> _RECORDS TO PROCESS_
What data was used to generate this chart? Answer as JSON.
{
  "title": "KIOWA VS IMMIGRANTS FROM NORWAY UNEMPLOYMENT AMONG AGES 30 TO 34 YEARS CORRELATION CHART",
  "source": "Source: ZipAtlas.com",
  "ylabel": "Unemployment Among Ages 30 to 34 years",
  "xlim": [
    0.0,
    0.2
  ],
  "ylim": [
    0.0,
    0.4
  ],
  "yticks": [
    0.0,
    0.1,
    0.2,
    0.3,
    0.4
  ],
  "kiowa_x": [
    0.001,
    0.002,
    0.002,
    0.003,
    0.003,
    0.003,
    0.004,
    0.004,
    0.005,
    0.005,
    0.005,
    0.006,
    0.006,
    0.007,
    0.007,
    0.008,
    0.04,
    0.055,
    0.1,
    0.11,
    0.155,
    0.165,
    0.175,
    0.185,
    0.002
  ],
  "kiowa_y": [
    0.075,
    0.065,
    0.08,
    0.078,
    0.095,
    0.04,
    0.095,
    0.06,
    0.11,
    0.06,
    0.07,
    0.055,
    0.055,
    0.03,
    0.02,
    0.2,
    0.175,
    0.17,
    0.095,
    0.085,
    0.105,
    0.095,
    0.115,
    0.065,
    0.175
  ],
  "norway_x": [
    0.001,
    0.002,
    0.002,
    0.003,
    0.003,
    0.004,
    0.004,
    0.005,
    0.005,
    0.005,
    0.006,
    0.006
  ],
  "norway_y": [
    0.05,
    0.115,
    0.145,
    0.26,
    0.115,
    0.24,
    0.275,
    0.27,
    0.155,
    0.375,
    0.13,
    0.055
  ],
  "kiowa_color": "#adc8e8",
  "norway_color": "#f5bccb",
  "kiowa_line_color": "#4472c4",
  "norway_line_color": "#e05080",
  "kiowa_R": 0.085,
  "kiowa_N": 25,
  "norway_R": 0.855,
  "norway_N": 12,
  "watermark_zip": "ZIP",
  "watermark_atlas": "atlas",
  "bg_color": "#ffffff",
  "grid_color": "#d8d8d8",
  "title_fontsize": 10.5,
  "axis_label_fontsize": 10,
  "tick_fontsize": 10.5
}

> _AIM_
Nothing should be left out: return all of the records exactly.

> _COMPLETED EXERCISE_
What data was used to generate this chart? Answer as JSON.
{
  "title": "KIOWA VS IMMIGRANTS FROM NORWAY UNEMPLOYMENT AMONG AGES 30 TO 34 YEARS CORRELATION CHART",
  "source": "Source: ZipAtlas.com",
  "ylabel": "Unemployment Among Ages 30 to 34 years",
  "xlim": [
    0.0,
    0.2
  ],
  "ylim": [
    0.0,
    0.4
  ],
  "yticks": [
    0.0,
    0.1,
    0.2,
    0.3,
    0.4
  ],
  "kiowa_x": [
    0.001,
    0.002,
    0.002,
    0.003,
    0.003,
    0.003,
    0.004,
    0.004,
    0.005,
    0.005,
    0.005,
    0.006,
    0.006,
    0.007,
    0.007,
    0.008,
    0.04,
    0.055,
    0.1,
    0.11,
    0.155,
    0.165,
    0.175,
    0.185,
    0.002
  ],
  "kiowa_y": [
    0.075,
    0.065,
    0.08,
    0.078,
    0.095,
    0.04,
    0.095,
    0.06,
    0.11,
    0.06,
    0.07,
    0.055,
    0.055,
    0.03,
    0.02,
    0.2,
    0.175,
    0.17,
    0.095,
    0.085,
    0.105,
    0.095,
    0.115,
    0.065,
    0.175
  ],
  "norway_x": [
    0.001,
    0.002,
    0.002,
    0.003,
    0.003,
    0.004,
    0.004,
    0.005,
    0.005,
    0.005,
    0.006,
    0.006
  ],
  "norway_y": [
    0.05,
    0.115,
    0.145,
    0.26,
    0.115,
    0.24,
    0.275,
    0.27,
    0.155,
    0.375,
    0.13,
    0.055
  ],
  "kiowa_color": "#adc8e8",
  "norway_color": "#f5bccb",
  "kiowa_line_color": "#4472c4",
  "norway_line_color": "#e05080",
  "kiowa_R": 0.085,
  "kiowa_N": 25,
  "norway_R": 0.855,
  "norway_N": 12,
  "watermark_zip": "ZIP",
  "watermark_atlas": "atlas",
  "bg_color": "#ffffff",
  "grid_color": "#d8d8d8",
  "title_fontsize": 10.5,
  "axis_label_fontsize": 10,
  "tick_fontsize": 10.5
}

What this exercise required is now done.